## Begin

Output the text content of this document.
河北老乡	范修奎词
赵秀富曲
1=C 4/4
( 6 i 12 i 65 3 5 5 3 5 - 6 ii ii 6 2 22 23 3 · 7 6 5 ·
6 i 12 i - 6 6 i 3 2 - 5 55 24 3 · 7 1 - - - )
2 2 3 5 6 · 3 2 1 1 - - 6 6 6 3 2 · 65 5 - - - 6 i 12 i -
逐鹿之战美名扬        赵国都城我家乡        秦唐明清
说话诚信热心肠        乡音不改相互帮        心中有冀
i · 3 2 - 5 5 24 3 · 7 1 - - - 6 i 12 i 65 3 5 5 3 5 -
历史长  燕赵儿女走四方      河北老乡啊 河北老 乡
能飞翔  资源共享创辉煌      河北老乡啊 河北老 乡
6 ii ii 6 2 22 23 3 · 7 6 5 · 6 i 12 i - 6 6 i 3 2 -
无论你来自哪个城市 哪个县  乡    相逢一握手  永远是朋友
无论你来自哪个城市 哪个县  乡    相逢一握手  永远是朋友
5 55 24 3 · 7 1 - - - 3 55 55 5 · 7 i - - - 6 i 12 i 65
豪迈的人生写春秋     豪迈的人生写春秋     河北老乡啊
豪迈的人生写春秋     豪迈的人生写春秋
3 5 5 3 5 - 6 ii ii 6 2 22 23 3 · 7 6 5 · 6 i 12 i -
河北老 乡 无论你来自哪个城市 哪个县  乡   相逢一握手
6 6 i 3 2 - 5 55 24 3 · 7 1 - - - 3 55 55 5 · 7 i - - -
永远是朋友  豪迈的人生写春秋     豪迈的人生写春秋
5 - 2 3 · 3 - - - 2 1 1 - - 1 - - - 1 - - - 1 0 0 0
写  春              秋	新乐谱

## End

> **Your task**: Look through the entries above and report each line where the string "河北老乡啊" occurs.

> **Task result**:
历史长  燕赵儿女走四方      河北老乡啊 河北老 乡
能飞翔  资源共享创辉煌      河北老乡啊 河北老 乡
豪迈的人生写春秋     豪迈的人生写春秋     河北老乡啊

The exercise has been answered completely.